- _WRITTEN INSTRUCTION_: Copy each line below in which the string "Lauenburg" occurs.

[Data entries]

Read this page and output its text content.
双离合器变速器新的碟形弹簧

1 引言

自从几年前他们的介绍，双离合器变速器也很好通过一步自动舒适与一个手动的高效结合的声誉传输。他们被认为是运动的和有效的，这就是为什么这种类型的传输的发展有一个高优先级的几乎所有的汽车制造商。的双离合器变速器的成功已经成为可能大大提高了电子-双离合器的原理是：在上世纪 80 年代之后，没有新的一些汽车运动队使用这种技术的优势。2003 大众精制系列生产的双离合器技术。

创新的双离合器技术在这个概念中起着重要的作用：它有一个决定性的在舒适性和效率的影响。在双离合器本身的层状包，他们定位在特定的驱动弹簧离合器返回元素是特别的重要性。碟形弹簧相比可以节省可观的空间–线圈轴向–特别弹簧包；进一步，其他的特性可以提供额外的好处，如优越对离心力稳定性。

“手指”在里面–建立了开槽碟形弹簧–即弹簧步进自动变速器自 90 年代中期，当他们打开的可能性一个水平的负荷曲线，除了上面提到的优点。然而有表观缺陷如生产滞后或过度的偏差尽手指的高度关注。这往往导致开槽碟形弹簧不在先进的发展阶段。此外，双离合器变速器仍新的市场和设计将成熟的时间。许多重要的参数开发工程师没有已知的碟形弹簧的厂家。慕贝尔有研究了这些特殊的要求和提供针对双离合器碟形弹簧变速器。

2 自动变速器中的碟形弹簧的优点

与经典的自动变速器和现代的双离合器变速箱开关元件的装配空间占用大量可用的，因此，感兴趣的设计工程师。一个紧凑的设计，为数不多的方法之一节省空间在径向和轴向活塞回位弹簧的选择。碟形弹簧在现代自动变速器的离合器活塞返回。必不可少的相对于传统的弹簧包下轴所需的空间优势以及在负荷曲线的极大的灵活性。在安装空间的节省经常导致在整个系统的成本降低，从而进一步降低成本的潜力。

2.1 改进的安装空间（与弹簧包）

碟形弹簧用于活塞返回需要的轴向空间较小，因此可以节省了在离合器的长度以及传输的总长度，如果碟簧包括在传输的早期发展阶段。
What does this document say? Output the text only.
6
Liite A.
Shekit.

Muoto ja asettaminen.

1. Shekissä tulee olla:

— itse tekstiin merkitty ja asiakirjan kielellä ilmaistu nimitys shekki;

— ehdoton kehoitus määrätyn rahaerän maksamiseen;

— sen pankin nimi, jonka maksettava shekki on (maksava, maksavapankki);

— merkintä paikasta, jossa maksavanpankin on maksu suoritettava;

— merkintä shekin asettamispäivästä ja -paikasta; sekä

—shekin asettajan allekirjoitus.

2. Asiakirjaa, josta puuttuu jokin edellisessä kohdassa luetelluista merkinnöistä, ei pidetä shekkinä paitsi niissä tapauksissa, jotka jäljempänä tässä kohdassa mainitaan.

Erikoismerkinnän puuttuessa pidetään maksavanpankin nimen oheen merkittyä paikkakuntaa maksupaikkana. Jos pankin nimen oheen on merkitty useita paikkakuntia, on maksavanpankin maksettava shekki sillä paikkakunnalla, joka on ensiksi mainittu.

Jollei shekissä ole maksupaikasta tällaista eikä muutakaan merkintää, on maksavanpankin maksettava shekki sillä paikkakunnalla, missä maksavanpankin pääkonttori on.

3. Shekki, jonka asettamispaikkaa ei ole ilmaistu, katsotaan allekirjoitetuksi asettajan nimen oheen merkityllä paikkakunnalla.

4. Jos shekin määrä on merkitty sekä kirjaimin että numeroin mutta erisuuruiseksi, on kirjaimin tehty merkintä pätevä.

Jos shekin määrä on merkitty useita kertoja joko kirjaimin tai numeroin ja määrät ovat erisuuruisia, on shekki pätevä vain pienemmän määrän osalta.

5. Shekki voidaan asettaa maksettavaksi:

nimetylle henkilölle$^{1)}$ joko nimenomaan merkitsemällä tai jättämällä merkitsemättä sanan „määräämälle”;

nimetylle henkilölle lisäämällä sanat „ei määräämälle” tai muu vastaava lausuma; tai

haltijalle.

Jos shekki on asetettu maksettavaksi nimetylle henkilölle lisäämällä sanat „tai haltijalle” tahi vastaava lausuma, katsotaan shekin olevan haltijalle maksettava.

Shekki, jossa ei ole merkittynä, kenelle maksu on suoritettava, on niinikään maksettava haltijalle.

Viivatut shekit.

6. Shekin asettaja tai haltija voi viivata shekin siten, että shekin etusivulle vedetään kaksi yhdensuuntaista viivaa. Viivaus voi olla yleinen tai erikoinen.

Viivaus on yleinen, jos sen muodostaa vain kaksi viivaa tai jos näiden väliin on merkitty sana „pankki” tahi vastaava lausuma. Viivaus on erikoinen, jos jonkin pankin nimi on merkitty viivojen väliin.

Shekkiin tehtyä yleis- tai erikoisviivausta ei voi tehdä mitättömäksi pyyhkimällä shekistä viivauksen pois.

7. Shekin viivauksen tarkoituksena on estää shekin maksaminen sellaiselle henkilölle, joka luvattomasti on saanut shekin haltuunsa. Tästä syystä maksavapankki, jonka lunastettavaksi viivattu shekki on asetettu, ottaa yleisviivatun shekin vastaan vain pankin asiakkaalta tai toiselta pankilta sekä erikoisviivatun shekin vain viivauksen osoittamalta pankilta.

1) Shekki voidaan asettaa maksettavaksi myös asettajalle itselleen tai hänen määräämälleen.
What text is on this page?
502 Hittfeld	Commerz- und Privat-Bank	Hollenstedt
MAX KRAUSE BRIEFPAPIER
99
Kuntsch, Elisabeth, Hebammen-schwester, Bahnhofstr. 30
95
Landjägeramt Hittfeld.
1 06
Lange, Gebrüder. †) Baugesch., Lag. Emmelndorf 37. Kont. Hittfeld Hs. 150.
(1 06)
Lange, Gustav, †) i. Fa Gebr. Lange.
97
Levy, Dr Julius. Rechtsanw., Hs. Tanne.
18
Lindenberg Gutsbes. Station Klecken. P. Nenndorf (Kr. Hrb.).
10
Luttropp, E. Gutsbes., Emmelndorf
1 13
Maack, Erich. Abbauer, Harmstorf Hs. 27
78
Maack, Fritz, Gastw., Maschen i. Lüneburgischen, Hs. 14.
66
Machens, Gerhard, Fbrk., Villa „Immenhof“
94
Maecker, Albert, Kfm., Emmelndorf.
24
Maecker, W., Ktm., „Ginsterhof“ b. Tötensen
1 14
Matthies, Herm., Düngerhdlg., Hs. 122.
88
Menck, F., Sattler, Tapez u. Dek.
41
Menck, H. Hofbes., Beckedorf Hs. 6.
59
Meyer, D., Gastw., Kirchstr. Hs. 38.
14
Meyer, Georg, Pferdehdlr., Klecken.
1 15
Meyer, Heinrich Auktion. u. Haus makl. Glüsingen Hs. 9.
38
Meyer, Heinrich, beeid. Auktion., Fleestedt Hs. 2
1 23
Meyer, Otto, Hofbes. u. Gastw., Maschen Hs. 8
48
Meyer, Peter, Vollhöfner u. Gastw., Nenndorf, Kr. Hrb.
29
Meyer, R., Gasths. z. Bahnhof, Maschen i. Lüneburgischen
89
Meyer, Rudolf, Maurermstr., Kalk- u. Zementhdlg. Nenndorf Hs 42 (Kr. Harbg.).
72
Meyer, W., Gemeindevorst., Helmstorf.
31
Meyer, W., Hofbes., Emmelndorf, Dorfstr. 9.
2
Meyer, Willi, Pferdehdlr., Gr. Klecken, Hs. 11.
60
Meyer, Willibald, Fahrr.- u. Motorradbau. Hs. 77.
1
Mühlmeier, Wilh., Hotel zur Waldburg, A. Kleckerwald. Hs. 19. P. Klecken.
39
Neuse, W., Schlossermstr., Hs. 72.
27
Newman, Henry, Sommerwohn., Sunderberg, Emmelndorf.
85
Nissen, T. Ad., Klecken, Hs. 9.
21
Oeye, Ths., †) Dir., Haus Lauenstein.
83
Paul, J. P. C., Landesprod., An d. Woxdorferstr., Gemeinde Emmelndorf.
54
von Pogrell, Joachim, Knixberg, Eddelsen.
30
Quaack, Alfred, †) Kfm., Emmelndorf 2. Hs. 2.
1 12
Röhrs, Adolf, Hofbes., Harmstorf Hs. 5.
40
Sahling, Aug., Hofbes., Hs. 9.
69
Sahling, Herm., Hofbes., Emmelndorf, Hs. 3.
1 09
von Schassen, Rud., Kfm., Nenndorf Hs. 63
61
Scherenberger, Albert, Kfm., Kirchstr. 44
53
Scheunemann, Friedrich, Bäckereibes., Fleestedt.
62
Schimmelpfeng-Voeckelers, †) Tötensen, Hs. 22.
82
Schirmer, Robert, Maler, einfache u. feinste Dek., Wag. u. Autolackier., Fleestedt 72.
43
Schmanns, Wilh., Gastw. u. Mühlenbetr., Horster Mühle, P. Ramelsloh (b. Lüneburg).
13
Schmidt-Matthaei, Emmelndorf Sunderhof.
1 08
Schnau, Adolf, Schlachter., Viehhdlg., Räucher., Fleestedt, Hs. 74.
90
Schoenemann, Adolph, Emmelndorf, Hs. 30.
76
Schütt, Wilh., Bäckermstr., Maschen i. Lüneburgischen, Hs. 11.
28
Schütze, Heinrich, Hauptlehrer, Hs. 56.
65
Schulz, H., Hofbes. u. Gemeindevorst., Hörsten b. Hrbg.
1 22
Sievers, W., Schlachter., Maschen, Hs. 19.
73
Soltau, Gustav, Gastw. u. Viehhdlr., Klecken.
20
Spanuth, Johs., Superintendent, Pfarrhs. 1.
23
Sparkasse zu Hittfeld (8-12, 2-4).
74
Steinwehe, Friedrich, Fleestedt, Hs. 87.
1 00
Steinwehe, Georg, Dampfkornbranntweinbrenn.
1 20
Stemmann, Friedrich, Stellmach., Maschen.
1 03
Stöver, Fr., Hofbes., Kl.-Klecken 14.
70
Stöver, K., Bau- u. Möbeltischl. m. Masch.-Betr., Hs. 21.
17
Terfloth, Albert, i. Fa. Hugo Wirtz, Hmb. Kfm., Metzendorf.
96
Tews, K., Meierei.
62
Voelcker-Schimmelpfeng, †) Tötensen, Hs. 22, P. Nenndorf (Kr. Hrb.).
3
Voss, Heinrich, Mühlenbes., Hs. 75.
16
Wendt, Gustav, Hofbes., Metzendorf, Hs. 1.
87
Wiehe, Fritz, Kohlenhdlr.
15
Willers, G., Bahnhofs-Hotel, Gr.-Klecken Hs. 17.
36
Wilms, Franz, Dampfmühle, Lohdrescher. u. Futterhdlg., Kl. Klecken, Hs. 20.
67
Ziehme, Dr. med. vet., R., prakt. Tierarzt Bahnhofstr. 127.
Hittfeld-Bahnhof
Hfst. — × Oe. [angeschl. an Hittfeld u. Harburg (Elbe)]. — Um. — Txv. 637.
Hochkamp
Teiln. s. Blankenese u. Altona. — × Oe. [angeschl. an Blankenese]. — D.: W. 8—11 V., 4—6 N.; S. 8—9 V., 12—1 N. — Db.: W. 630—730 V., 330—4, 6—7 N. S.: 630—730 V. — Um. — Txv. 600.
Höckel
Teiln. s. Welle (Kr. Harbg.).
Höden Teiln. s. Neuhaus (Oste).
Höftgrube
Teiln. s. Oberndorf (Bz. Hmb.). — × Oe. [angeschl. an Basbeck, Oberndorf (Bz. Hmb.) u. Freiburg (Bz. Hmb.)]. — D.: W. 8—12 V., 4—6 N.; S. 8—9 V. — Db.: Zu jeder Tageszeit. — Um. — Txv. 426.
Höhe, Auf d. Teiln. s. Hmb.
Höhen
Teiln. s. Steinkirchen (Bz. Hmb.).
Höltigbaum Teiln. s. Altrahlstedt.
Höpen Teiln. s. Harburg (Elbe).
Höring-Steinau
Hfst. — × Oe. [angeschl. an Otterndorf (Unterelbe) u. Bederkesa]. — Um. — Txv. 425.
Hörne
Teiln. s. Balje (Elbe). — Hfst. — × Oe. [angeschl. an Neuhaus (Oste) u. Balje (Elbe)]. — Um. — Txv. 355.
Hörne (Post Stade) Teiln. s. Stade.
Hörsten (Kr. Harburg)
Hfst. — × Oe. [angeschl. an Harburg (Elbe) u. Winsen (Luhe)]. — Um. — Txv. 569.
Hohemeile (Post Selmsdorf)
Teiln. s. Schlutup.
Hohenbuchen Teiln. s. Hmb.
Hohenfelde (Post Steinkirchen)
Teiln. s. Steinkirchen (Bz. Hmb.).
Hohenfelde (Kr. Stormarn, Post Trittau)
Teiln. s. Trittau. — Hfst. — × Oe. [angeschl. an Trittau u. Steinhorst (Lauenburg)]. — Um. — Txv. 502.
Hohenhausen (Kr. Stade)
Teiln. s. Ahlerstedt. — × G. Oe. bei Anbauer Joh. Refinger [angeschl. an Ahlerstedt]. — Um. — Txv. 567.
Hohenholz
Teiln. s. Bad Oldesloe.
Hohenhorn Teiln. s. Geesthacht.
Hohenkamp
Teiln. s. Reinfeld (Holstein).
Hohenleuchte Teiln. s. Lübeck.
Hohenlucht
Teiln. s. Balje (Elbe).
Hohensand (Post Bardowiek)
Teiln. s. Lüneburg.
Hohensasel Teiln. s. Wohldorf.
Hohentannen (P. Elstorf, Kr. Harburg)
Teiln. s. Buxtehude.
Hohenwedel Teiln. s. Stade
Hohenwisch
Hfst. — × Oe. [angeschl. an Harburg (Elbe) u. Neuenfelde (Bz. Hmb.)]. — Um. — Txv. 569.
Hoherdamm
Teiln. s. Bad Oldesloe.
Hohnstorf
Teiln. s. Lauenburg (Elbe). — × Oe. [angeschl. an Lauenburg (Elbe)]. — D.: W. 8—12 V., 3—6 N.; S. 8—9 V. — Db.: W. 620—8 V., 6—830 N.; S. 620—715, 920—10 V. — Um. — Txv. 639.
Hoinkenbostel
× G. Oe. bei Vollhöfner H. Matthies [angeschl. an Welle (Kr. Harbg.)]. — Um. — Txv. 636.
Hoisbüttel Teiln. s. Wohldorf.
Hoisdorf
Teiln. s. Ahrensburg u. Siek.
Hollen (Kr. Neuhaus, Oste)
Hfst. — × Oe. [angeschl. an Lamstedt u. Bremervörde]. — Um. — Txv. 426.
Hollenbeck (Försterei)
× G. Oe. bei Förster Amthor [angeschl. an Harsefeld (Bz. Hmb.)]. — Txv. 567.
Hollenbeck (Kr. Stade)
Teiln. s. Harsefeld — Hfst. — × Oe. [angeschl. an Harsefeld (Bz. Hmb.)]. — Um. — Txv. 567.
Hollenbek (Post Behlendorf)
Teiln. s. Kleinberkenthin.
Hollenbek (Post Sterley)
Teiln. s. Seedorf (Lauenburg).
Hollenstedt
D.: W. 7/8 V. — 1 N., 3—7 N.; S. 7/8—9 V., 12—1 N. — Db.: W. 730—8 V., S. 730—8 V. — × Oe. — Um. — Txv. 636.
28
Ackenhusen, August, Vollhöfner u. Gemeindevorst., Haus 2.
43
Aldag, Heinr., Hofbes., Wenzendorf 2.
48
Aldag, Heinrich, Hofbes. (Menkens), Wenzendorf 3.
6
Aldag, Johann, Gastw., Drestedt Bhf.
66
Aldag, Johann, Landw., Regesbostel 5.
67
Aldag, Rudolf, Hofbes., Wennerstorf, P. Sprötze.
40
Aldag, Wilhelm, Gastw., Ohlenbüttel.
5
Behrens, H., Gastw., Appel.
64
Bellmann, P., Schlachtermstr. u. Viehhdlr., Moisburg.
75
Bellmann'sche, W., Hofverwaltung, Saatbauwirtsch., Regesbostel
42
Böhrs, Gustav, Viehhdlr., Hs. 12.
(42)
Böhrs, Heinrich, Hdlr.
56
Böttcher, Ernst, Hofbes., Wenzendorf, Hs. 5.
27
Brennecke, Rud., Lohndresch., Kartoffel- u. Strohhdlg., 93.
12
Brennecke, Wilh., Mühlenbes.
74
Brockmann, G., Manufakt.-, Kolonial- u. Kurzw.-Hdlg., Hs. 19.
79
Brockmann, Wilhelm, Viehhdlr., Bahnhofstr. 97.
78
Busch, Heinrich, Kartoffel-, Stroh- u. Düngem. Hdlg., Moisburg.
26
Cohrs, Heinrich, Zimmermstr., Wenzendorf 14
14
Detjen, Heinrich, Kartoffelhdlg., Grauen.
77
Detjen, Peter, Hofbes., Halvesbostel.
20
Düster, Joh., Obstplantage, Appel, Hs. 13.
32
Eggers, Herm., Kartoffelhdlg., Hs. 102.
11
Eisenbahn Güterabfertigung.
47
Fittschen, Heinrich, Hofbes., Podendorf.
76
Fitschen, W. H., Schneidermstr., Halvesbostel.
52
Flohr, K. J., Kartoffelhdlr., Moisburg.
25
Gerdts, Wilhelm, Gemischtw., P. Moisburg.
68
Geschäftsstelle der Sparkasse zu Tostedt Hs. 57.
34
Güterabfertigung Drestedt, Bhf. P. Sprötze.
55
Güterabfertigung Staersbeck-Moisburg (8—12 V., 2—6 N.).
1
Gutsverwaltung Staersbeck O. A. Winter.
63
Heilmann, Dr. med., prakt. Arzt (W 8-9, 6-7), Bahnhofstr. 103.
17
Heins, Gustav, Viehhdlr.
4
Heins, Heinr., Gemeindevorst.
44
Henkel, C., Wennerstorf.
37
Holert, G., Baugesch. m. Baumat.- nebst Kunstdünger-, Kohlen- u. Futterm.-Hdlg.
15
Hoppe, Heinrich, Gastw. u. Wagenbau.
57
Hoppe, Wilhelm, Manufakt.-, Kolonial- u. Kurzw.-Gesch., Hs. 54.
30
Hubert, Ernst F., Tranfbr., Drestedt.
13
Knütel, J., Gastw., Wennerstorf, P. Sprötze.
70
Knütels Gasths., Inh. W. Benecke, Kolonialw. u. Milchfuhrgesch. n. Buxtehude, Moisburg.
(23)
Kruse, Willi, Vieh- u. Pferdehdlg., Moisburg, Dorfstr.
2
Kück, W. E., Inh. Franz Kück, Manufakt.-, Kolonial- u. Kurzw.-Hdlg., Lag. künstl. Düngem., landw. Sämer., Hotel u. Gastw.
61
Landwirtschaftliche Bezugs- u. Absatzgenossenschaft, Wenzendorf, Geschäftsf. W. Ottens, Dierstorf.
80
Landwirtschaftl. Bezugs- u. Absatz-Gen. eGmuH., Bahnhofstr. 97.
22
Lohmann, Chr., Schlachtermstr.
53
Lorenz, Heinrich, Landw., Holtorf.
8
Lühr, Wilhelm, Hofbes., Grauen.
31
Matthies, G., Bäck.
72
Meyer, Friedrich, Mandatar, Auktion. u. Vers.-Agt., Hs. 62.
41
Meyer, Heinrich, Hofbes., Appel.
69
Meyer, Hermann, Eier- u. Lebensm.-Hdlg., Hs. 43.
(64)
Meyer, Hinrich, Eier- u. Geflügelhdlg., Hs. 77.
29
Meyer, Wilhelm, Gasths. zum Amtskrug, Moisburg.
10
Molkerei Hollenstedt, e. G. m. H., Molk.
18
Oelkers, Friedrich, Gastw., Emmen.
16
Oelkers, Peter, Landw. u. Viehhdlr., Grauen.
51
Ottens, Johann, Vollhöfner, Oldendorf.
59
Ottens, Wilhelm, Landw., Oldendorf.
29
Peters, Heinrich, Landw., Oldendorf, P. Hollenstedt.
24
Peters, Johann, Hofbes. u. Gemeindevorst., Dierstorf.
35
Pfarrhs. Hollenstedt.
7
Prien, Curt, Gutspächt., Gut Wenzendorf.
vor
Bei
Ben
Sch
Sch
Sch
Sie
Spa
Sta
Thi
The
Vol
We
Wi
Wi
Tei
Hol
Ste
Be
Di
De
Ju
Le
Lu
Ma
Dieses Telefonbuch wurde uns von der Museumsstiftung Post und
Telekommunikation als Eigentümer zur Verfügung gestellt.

- _RESULT_:
Teiln. s. Trittau. — Hfst. — × Oe. [angeschl. an Trittau u. Steinhorst (Lauenburg)]. — Um. — Txv. 502.
Teiln. s. Lauenburg (Elbe). — × Oe. [angeschl. an Lauenburg (Elbe)]. — D.: W. 8—12 V., 3—6 N.; S. 8—9 V. — Db.: W. 620—8 V., 6—830 N.; S. 620—715, 920—10 V. — Um. — Txv. 639.
Teiln. s. Seedorf (Lauenburg).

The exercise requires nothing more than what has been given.